YOUR INSTRUCTIONS:
Transcribe the full listing exactly, and drop every picture.

INPUT MATERIAL:
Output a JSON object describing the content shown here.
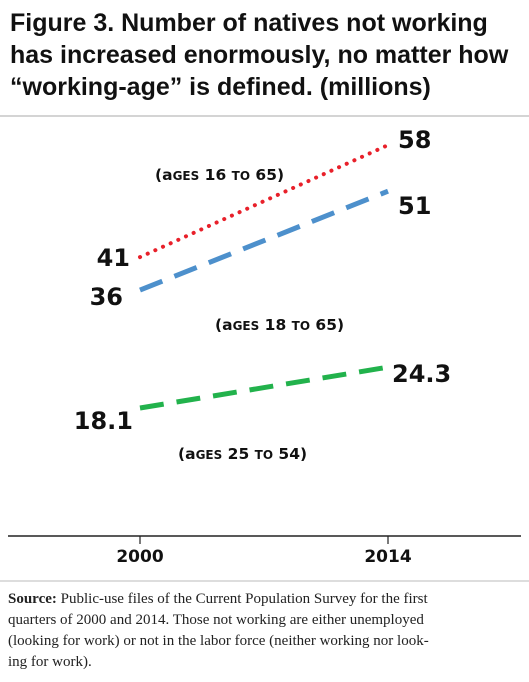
{
  "chart_data": {
    "type": "line",
    "title_lines": [
      "Figure 3. Number of natives not working",
      "has increased enormously, no matter how",
      "“working-age” is defined. (millions)"
    ],
    "x": [
      "2000",
      "2014"
    ],
    "series": [
      {
        "name": "(ages 16 to 65)",
        "values": [
          41,
          58
        ],
        "value_labels": [
          "41",
          "58"
        ],
        "color": "#e8202a",
        "dash": "dotted"
      },
      {
        "name": "(ages 18 to 65)",
        "values": [
          36,
          51
        ],
        "value_labels": [
          "36",
          "51"
        ],
        "color": "#4d90cc",
        "dash": "long-dash"
      },
      {
        "name": "(ages 25 to 54)",
        "values": [
          18.1,
          24.3
        ],
        "value_labels": [
          "18.1",
          "24.3"
        ],
        "color": "#22b24c",
        "dash": "long-dash"
      }
    ],
    "xlabel": "",
    "ylabel": "",
    "grid": false,
    "legend": "inline labels",
    "source_label": "Source:",
    "source_lines": [
      "Public-use files of the Current Population Survey for the first",
      "quarters of 2000 and 2014. Those not working are either unemployed",
      "(looking for work) or not in the labor force (neither working nor look-",
      "ing for work)."
    ]
  },
  "colors": {
    "rule": "#bbbbbb",
    "axis": "#222222"
  }
}
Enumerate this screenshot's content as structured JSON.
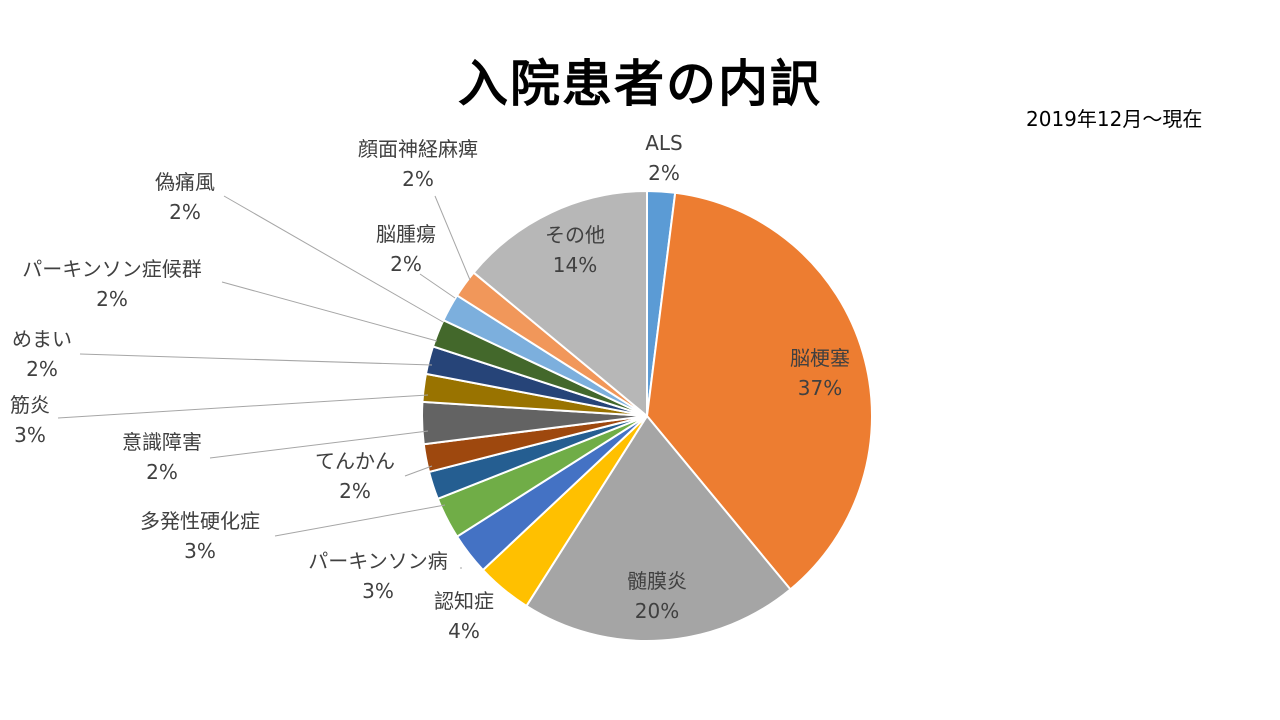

FINAL ANSWER:
Output a JSON object describing the content shown here.
{
  "chart_data": {
    "type": "line",
    "title_lines": [
      "Figure 3. Number of natives not working",
      "has increased enormously, no matter how",
      "“working-age” is defined. (millions)"
    ],
    "x": [
      "2000",
      "2014"
    ],
    "series": [
      {
        "name": "(ages 16 to 65)",
        "values": [
          41,
          58
        ],
        "value_labels": [
          "41",
          "58"
        ],
        "color": "#e8202a",
        "dash": "dotted"
      },
      {
        "name": "(ages 18 to 65)",
        "values": [
          36,
          51
        ],
        "value_labels": [
          "36",
          "51"
        ],
        "color": "#4d90cc",
        "dash": "long-dash"
      },
      {
        "name": "(ages 25 to 54)",
        "values": [
          18.1,
          24.3
        ],
        "value_labels": [
          "18.1",
          "24.3"
        ],
        "color": "#22b24c",
        "dash": "long-dash"
      }
    ],
    "xlabel": "",
    "ylabel": "",
    "grid": false,
    "legend": "inline labels",
    "source_label": "Source:",
    "source_lines": [
      "Public-use files of the Current Population Survey for the first",
      "quarters of 2000 and 2014. Those not working are either unemployed",
      "(looking for work) or not in the labor force (neither working nor look-",
      "ing for work)."
    ]
  },
  "colors": {
    "rule": "#bbbbbb",
    "axis": "#222222"
  }
}
Enumerate this screenshot's content as structured JSON.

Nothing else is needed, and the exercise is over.